Written request →
All lines below must be repeated exactly, with the pictures omitted.
==== Input
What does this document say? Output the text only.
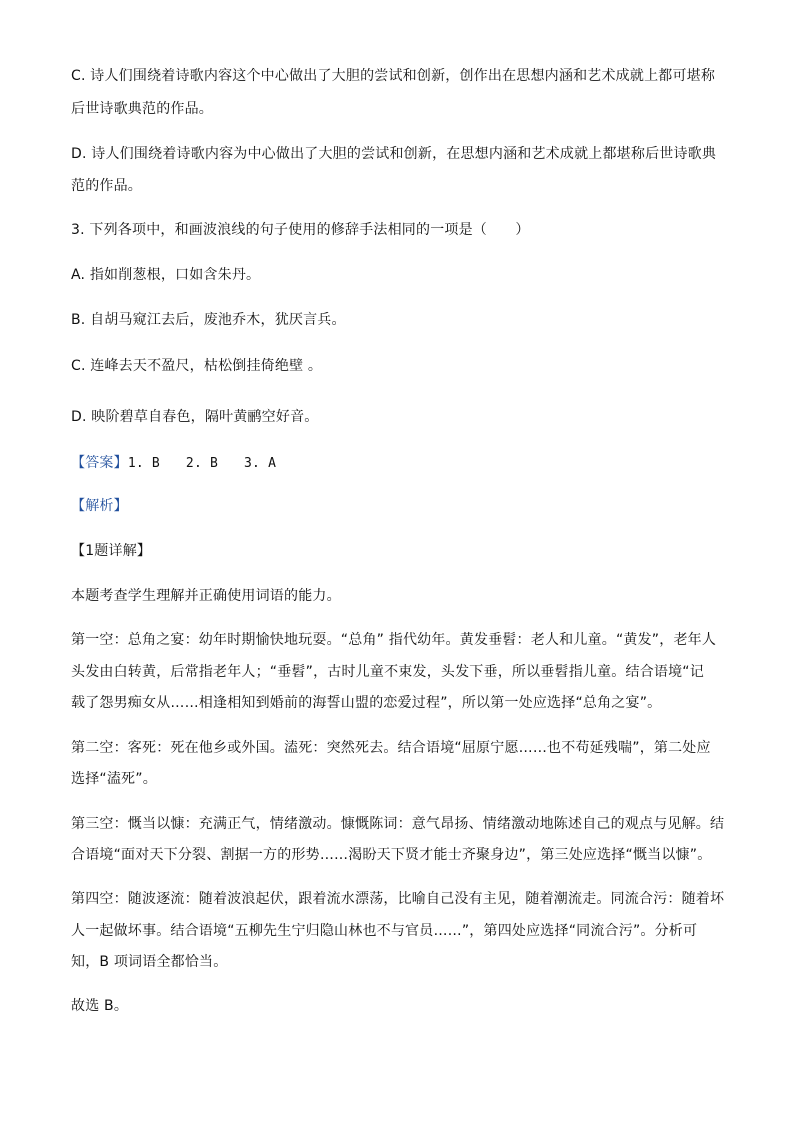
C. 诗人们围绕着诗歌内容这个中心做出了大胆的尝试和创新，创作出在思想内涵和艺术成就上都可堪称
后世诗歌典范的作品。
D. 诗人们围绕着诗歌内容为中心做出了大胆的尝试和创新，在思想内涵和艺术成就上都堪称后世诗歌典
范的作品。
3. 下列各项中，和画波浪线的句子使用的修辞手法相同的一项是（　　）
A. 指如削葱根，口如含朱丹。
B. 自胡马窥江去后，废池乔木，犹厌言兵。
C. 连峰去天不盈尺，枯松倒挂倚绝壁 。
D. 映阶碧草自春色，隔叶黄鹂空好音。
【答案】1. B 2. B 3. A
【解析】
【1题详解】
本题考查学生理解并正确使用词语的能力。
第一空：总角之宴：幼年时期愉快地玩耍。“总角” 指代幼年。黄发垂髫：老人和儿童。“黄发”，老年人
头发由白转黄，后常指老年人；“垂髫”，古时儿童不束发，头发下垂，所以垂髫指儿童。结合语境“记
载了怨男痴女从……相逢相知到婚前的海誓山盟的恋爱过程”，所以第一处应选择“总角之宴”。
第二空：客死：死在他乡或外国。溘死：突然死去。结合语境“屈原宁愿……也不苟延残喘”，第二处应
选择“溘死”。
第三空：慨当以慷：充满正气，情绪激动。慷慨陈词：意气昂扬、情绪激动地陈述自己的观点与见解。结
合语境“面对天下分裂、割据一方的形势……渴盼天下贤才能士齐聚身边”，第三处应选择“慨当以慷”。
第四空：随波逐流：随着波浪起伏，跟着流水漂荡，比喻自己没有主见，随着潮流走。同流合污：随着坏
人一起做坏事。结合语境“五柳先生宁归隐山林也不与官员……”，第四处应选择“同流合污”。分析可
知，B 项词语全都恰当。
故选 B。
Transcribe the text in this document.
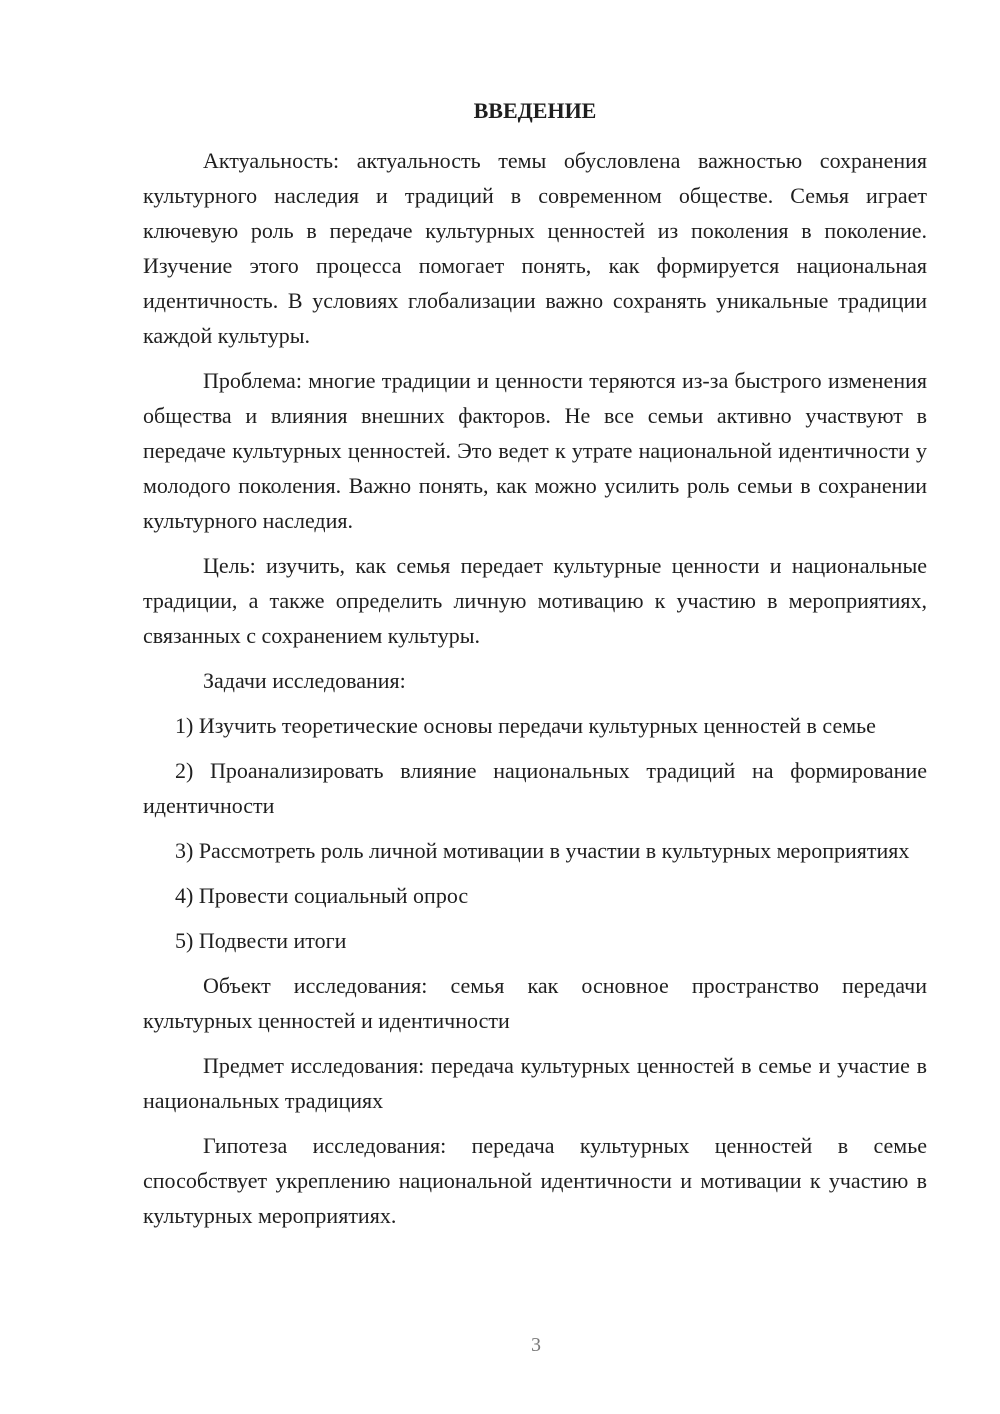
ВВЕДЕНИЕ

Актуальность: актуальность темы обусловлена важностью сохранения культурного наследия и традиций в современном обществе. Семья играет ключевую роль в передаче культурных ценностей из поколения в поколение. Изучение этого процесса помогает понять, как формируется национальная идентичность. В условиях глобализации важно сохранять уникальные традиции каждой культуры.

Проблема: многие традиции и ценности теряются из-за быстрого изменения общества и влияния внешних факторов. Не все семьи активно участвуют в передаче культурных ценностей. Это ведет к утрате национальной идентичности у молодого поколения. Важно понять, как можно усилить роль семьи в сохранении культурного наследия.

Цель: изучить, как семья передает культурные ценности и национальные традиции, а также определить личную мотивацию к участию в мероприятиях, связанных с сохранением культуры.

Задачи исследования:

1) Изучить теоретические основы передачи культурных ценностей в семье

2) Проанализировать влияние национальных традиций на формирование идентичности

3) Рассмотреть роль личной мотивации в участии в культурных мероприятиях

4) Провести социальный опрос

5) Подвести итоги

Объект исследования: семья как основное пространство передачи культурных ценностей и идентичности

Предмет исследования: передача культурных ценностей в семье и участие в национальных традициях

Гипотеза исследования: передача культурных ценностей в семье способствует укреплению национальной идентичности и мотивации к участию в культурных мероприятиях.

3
========
Response for this exercise →
What does this document say? Output the text only.
C. 诗人们围绕着诗歌内容这个中心做出了大胆的尝试和创新，创作出在思想内涵和艺术成就上都可堪称
后世诗歌典范的作品。
D. 诗人们围绕着诗歌内容为中心做出了大胆的尝试和创新，在思想内涵和艺术成就上都堪称后世诗歌典
范的作品。
3. 下列各项中，和画波浪线的句子使用的修辞手法相同的一项是（　　）
A. 指如削葱根，口如含朱丹。
B. 自胡马窥江去后，废池乔木，犹厌言兵。
C. 连峰去天不盈尺，枯松倒挂倚绝壁 。
D. 映阶碧草自春色，隔叶黄鹂空好音。
【答案】1. B 2. B 3. A
【解析】
【1题详解】
本题考查学生理解并正确使用词语的能力。
第一空：总角之宴：幼年时期愉快地玩耍。“总角” 指代幼年。黄发垂髫：老人和儿童。“黄发”，老年人
头发由白转黄，后常指老年人；“垂髫”，古时儿童不束发，头发下垂，所以垂髫指儿童。结合语境“记
载了怨男痴女从……相逢相知到婚前的海誓山盟的恋爱过程”，所以第一处应选择“总角之宴”。
第二空：客死：死在他乡或外国。溘死：突然死去。结合语境“屈原宁愿……也不苟延残喘”，第二处应
选择“溘死”。
第三空：慨当以慷：充满正气，情绪激动。慷慨陈词：意气昂扬、情绪激动地陈述自己的观点与见解。结
合语境“面对天下分裂、割据一方的形势……渴盼天下贤才能士齐聚身边”，第三处应选择“慨当以慷”。
第四空：随波逐流：随着波浪起伏，跟着流水漂荡，比喻自己没有主见，随着潮流走。同流合污：随着坏
人一起做坏事。结合语境“五柳先生宁归隐山林也不与官员……”，第四处应选择“同流合污”。分析可
知，B 项词语全都恰当。
故选 B。
Transcribe the text in this document.
ВВЕДЕНИЕ

Актуальность: актуальность темы обусловлена важностью сохранения культурного наследия и традиций в современном обществе. Семья играет ключевую роль в передаче культурных ценностей из поколения в поколение. Изучение этого процесса помогает понять, как формируется национальная идентичность. В условиях глобализации важно сохранять уникальные традиции каждой культуры.

Проблема: многие традиции и ценности теряются из-за быстрого изменения общества и влияния внешних факторов. Не все семьи активно участвуют в передаче культурных ценностей. Это ведет к утрате национальной идентичности у молодого поколения. Важно понять, как можно усилить роль семьи в сохранении культурного наследия.

Цель: изучить, как семья передает культурные ценности и национальные традиции, а также определить личную мотивацию к участию в мероприятиях, связанных с сохранением культуры.

Задачи исследования:

1) Изучить теоретические основы передачи культурных ценностей в семье

2) Проанализировать влияние национальных традиций на формирование идентичности

3) Рассмотреть роль личной мотивации в участии в культурных мероприятиях

4) Провести социальный опрос

5) Подвести итоги

Объект исследования: семья как основное пространство передачи культурных ценностей и идентичности

Предмет исследования: передача культурных ценностей в семье и участие в национальных традициях

Гипотеза исследования: передача культурных ценностей в семье способствует укреплению национальной идентичности и мотивации к участию в культурных мероприятиях.

3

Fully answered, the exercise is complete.